**WRITTEN INSTRUCTION**
Which lines hold the word "text"? Copy each of them.
::::::
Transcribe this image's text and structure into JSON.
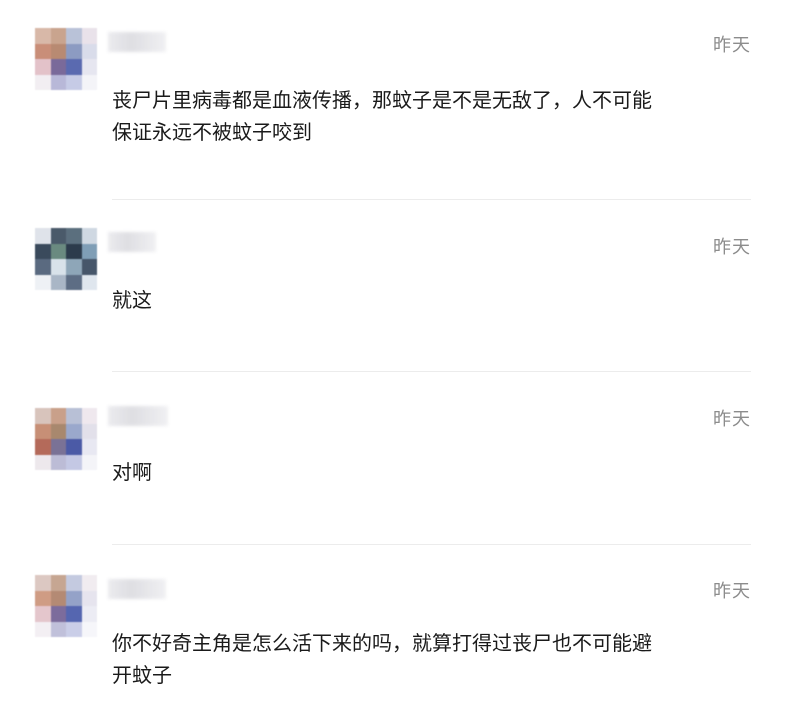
{
  "comments": [
    {
      "time": "昨天",
      "text": "丧尸片里病毒都是血液传播，那蚊子是不是无敌了，人不可能保证永远不被蚊子咬到"
    },
    {
      "time": "昨天",
      "text": "就这"
    },
    {
      "time": "昨天",
      "text": "对啊"
    },
    {
      "time": "昨天",
      "text": "你不好奇主角是怎么活下来的吗，就算打得过丧尸也不可能避开蚊子"
    }
  ]
}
::::::
**RESPONSE FOR THIS EXERCISE**
Transcribe this image's text and structure into JSON.
      "text": "丧尸片里病毒都是血液传播，那蚊子是不是无敌了，人不可能保证永远不被蚊子咬到"
      "text": "就这"
      "text": "对啊"
      "text": "你不好奇主角是怎么活下来的吗，就算打得过丧尸也不可能避开蚊子"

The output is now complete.